## [Extracted data]
——

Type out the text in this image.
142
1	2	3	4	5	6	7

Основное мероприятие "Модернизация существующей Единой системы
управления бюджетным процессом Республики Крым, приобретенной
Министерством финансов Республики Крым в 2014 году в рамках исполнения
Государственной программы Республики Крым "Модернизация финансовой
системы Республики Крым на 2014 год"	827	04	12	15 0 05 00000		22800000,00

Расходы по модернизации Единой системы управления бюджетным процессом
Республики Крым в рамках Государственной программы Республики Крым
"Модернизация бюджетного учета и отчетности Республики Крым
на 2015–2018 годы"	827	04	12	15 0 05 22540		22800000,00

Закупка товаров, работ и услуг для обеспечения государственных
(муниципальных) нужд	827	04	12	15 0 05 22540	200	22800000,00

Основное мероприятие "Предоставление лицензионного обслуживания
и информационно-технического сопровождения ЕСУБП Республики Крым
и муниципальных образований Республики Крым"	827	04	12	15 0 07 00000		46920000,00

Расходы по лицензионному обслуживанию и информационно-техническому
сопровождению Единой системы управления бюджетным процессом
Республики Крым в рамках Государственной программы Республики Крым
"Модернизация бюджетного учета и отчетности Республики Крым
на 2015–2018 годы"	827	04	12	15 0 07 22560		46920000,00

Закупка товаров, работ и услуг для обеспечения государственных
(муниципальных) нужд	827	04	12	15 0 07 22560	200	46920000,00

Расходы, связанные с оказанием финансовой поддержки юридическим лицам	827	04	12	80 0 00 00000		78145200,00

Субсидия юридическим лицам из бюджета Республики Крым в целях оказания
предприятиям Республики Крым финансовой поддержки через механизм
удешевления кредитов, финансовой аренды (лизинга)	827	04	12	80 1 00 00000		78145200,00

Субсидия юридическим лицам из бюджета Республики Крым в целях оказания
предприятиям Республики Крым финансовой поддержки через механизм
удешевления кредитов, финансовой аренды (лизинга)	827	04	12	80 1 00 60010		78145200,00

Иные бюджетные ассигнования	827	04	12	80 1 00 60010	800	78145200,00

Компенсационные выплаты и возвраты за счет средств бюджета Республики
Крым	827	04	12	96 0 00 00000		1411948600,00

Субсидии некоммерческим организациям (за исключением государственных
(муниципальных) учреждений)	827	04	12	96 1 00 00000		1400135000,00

——

## [To do]
Print the whole listing exactly as it is.

## [Written solution]
Type out the text in this image.
142
1	2	3	4	5	6	7

Основное мероприятие "Модернизация существующей Единой системы
управления бюджетным процессом Республики Крым, приобретенной
Министерством финансов Республики Крым в 2014 году в рамках исполнения
Государственной программы Республики Крым "Модернизация финансовой
системы Республики Крым на 2014 год"	827	04	12	15 0 05 00000		22800000,00

Расходы по модернизации Единой системы управления бюджетным процессом
Республики Крым в рамках Государственной программы Республики Крым
"Модернизация бюджетного учета и отчетности Республики Крым
на 2015–2018 годы"	827	04	12	15 0 05 22540		22800000,00

Закупка товаров, работ и услуг для обеспечения государственных
(муниципальных) нужд	827	04	12	15 0 05 22540	200	22800000,00

Основное мероприятие "Предоставление лицензионного обслуживания
и информационно-технического сопровождения ЕСУБП Республики Крым
и муниципальных образований Республики Крым"	827	04	12	15 0 07 00000		46920000,00

Расходы по лицензионному обслуживанию и информационно-техническому
сопровождению Единой системы управления бюджетным процессом
Республики Крым в рамках Государственной программы Республики Крым
"Модернизация бюджетного учета и отчетности Республики Крым
на 2015–2018 годы"	827	04	12	15 0 07 22560		46920000,00

Закупка товаров, работ и услуг для обеспечения государственных
(муниципальных) нужд	827	04	12	15 0 07 22560	200	46920000,00

Расходы, связанные с оказанием финансовой поддержки юридическим лицам	827	04	12	80 0 00 00000		78145200,00

Субсидия юридическим лицам из бюджета Республики Крым в целях оказания
предприятиям Республики Крым финансовой поддержки через механизм
удешевления кредитов, финансовой аренды (лизинга)	827	04	12	80 1 00 00000		78145200,00

Субсидия юридическим лицам из бюджета Республики Крым в целях оказания
предприятиям Республики Крым финансовой поддержки через механизм
удешевления кредитов, финансовой аренды (лизинга)	827	04	12	80 1 00 60010		78145200,00

Иные бюджетные ассигнования	827	04	12	80 1 00 60010	800	78145200,00

Компенсационные выплаты и возвраты за счет средств бюджета Республики
Крым	827	04	12	96 0 00 00000		1411948600,00

Субсидии некоммерческим организациям (за исключением государственных
(муниципальных) учреждений)	827	04	12	96 1 00 00000		1400135000,00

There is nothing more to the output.